Convert the lines of the items below into a single numbered list that omits blank lines. Leave the pictures out of the answer.

## BEGIN

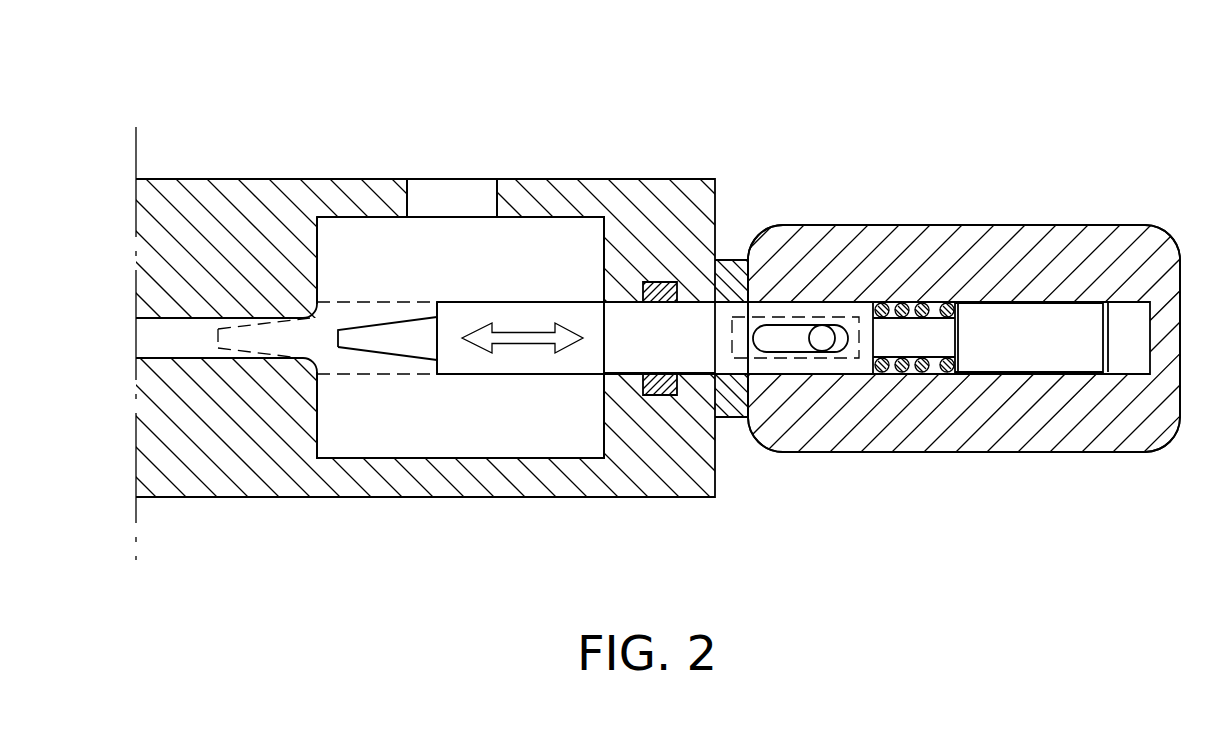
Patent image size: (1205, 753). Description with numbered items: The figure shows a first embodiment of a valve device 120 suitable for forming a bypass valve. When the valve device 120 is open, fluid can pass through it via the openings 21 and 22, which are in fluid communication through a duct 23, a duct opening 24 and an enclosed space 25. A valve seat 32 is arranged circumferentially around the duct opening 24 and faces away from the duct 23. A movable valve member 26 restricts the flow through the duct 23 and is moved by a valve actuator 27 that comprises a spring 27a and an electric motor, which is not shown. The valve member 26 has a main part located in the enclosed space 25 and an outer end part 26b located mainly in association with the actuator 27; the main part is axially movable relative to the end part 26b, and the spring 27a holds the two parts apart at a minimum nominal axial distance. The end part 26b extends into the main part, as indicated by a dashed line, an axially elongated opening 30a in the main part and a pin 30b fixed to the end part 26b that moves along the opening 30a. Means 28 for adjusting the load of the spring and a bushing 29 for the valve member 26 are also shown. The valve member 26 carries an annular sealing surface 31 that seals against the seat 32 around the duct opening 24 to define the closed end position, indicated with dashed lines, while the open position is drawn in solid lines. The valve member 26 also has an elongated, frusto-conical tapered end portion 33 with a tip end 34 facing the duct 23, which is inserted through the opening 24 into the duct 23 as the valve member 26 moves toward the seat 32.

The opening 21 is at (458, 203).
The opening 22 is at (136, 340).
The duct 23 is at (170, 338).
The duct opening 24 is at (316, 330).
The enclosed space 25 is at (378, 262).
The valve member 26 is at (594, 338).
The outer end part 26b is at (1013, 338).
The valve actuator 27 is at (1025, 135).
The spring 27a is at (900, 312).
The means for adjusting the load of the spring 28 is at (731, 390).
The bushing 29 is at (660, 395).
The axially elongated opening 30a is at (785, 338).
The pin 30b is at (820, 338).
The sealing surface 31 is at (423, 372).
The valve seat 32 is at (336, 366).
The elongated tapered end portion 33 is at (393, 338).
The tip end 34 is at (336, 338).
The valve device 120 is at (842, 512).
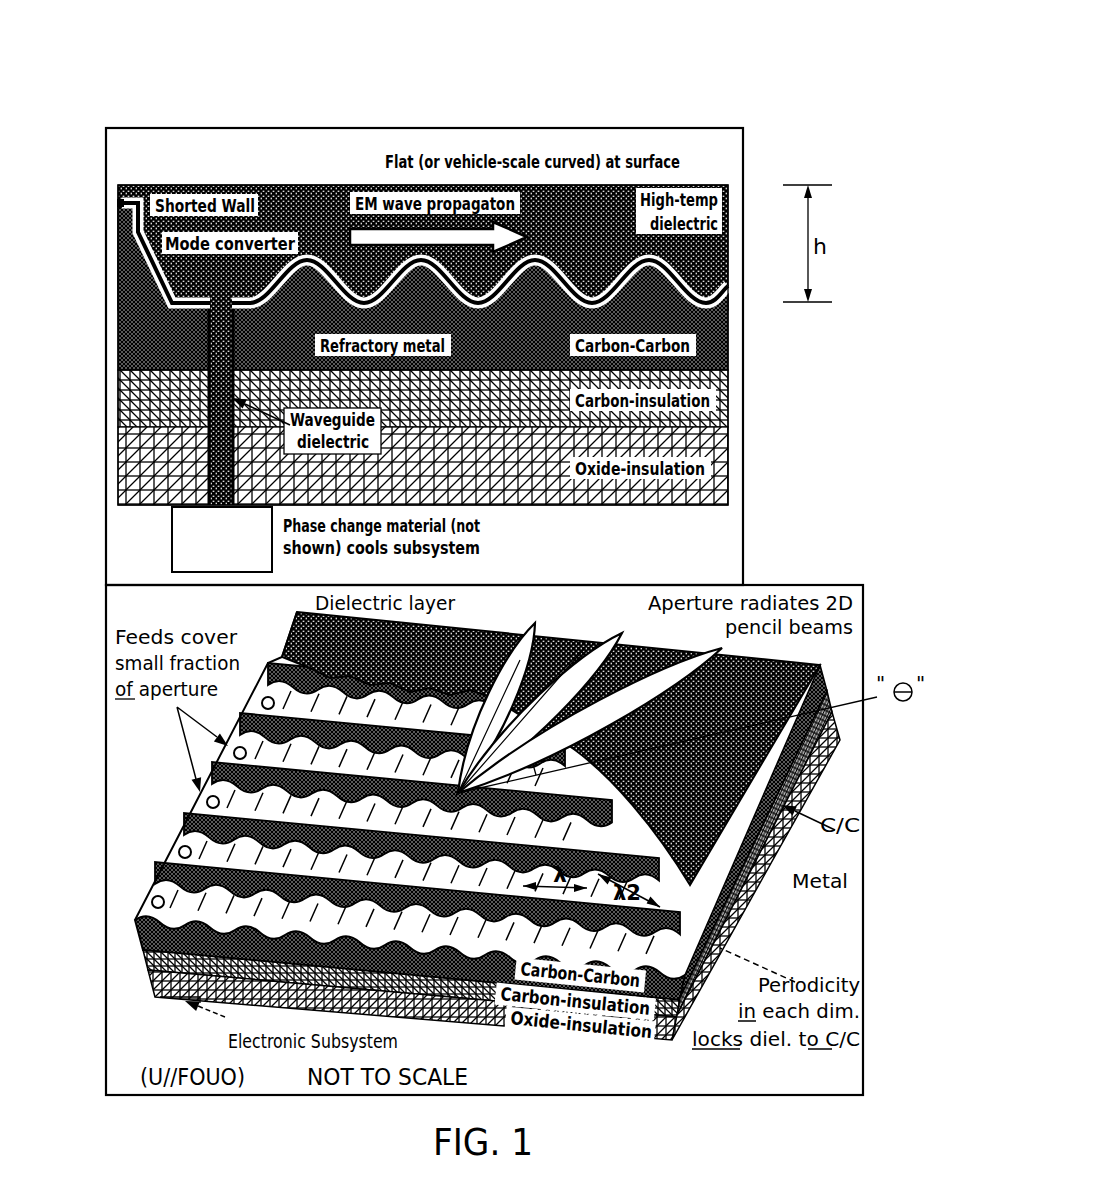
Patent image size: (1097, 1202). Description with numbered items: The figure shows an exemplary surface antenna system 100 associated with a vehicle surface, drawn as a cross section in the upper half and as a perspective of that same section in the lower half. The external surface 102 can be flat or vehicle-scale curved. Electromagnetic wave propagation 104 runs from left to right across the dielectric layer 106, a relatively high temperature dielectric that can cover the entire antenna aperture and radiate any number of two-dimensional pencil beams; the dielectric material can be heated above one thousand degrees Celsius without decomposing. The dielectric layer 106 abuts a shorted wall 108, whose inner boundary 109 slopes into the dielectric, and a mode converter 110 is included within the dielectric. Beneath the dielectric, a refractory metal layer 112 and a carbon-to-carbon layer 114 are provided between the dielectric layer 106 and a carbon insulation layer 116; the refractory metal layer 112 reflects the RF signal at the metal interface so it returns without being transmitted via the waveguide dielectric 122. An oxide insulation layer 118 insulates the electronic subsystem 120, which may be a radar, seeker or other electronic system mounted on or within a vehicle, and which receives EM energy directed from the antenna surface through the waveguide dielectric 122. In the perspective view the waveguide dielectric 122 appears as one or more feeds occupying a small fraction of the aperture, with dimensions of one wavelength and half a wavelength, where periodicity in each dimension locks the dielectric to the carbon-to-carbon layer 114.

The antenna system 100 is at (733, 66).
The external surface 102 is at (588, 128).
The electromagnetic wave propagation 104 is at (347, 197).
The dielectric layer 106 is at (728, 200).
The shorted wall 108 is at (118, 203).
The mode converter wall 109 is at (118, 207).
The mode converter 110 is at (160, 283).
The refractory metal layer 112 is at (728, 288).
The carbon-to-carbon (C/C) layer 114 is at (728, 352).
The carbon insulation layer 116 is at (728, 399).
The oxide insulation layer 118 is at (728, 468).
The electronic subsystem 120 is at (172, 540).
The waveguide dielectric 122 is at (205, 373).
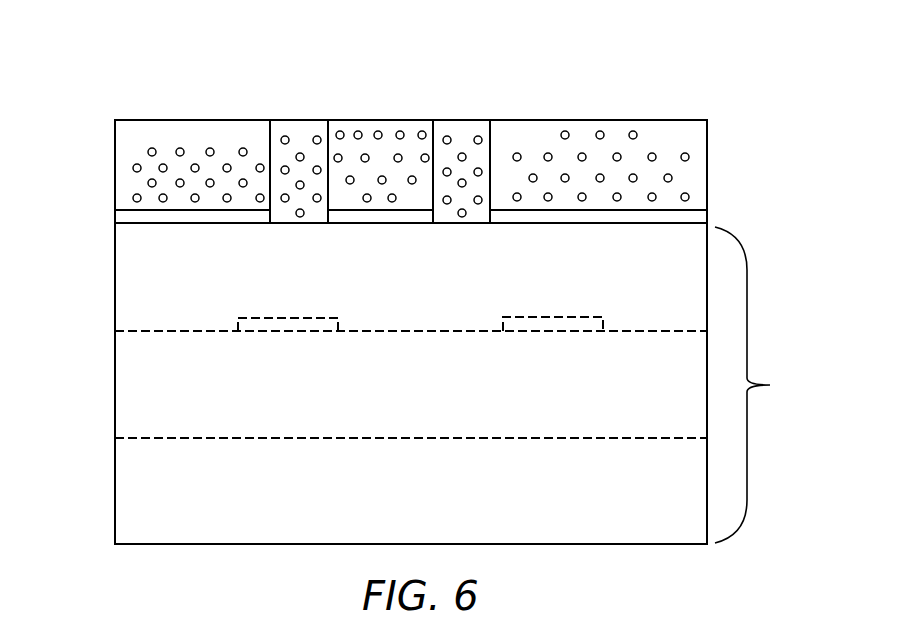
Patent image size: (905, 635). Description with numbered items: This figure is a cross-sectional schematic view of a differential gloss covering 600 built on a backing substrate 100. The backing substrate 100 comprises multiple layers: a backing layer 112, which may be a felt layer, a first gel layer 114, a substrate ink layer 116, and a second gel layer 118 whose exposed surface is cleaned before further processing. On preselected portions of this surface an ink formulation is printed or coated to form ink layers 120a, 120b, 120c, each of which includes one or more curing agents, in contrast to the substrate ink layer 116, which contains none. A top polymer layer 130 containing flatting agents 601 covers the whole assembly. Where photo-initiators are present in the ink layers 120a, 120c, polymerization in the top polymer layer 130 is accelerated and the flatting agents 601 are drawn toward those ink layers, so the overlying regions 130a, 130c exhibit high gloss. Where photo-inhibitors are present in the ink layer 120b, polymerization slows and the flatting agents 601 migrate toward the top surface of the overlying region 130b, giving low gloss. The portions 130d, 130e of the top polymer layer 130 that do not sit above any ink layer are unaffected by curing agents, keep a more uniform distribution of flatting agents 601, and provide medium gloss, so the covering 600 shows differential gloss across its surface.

## END

> Answer to the task
1. Patent image size: (1205, 753). Description with numbered items: The figure shows a first embodiment of a valve device 120 suitable for forming a bypass valve. When the valve device 120 is open, fluid can pass through it via the openings 21 and 22, which are in fluid communication through a duct 23, a duct opening 24 and an enclosed space 25. A valve seat 32 is arranged circumferentially around the duct opening 24 and faces away from the duct 23. A movable valve member 26 restricts the flow through the duct 23 and is moved by a valve actuator 27 that comprises a spring 27a and an electric motor, which is not shown. The valve member 26 has a main part located in the enclosed space 25 and an outer end part 26b located mainly in association with the actuator 27; the main part is axially movable relative to the end part 26b, and the spring 27a holds the two parts apart at a minimum nominal axial distance. The end part 26b extends into the main part, as indicated by a dashed line, an axially elongated opening 30a in the main part and a pin 30b fixed to the end part 26b that moves along the opening 30a. Means 28 for adjusting the load of the spring and a bushing 29 for the valve member 26 are also shown. The valve member 26 carries an annular sealing surface 31 that seals against the seat 32 around the duct opening 24 to define the closed end position, indicated with dashed lines, while the open position is drawn in solid lines. The valve member 26 also has an elongated, frusto-conical tapered end portion 33 with a tip end 34 facing the duct 23, which is inserted through the opening 24 into the duct 23 as the valve member 26 moves toward the seat 32.
2. The opening 21 is at (458, 203).
3. The opening 22 is at (136, 340).
4. The duct 23 is at (170, 338).
5. The duct opening 24 is at (316, 330).
6. The enclosed space 25 is at (378, 262).
7. The valve member 26 is at (594, 338).
8. The outer end part 26b is at (1013, 338).
9. The valve actuator 27 is at (1025, 135).
10. The spring 27a is at (900, 312).
11. The means for adjusting the load of the spring 28 is at (731, 390).
12. The bushing 29 is at (660, 395).
13. The axially elongated opening 30a is at (785, 338).
14. The pin 30b is at (820, 338).
15. The sealing surface 31 is at (423, 372).
16. The valve seat 32 is at (336, 366).
17. The elongated tapered end portion 33 is at (393, 338).
18. The tip end 34 is at (336, 338).
19. The valve device 120 is at (842, 512).
20. Patent image size: (1097, 1202). Description with numbered items: The figure shows an exemplary surface antenna system 100 associated with a vehicle surface, drawn as a cross section in the upper half and as a perspective of that same section in the lower half. The external surface 102 can be flat or vehicle-scale curved. Electromagnetic wave propagation 104 runs from left to right across the dielectric layer 106, a relatively high temperature dielectric that can cover the entire antenna aperture and radiate any number of two-dimensional pencil beams; the dielectric material can be heated above one thousand degrees Celsius without decomposing. The dielectric layer 106 abuts a shorted wall 108, whose inner boundary 109 slopes into the dielectric, and a mode converter 110 is included within the dielectric. Beneath the dielectric, a refractory metal layer 112 and a carbon-to-carbon layer 114 are provided between the dielectric layer 106 and a carbon insulation layer 116; the refractory metal layer 112 reflects the RF signal at the metal interface so it returns without being transmitted via the waveguide dielectric 122. An oxide insulation layer 118 insulates the electronic subsystem 120, which may be a radar, seeker or other electronic system mounted on or within a vehicle, and which receives EM energy directed from the antenna surface through the waveguide dielectric 122. In the perspective view the waveguide dielectric 122 appears as one or more feeds occupying a small fraction of the aperture, with dimensions of one wavelength and half a wavelength, where periodicity in each dimension locks the dielectric to the carbon-to-carbon layer 114.
21. The antenna system 100 is at (733, 66).
22. The external surface 102 is at (588, 128).
23. The electromagnetic wave propagation 104 is at (347, 197).
24. The dielectric layer 106 is at (728, 200).
25. The shorted wall 108 is at (118, 203).
26. The mode converter wall 109 is at (118, 207).
27. The mode converter 110 is at (160, 283).
28. The refractory metal layer 112 is at (728, 288).
29. The carbon-to-carbon (C/C) layer 114 is at (728, 352).
30. The carbon insulation layer 116 is at (728, 399).
31. The oxide insulation layer 118 is at (728, 468).
32. The electronic subsystem 120 is at (172, 540).
33. The waveguide dielectric 122 is at (205, 373).
34. Patent image size: (905, 635). Description with numbered items: This figure is a cross-sectional schematic view of a differential gloss covering 600 built on a backing substrate 100. The backing substrate 100 comprises multiple layers: a backing layer 112, which may be a felt layer, a first gel layer 114, a substrate ink layer 116, and a second gel layer 118 whose exposed surface is cleaned before further processing. On preselected portions of this surface an ink formulation is printed or coated to form ink layers 120a, 120b, 120c, each of which includes one or more curing agents, in contrast to the substrate ink layer 116, which contains none. A top polymer layer 130 containing flatting agents 601 covers the whole assembly. Where photo-initiators are present in the ink layers 120a, 120c, polymerization in the top polymer layer 130 is accelerated and the flatting agents 601 are drawn toward those ink layers, so the overlying regions 130a, 130c exhibit high gloss. Where photo-inhibitors are present in the ink layer 120b, polymerization slows and the flatting agents 601 migrate toward the top surface of the overlying region 130b, giving low gloss. The portions 130d, 130e of the top polymer layer 130 that do not sit above any ink layer are unaffected by curing agents, keep a more uniform distribution of flatting agents 601, and provide medium gloss, so the covering 600 shows differential gloss across its surface.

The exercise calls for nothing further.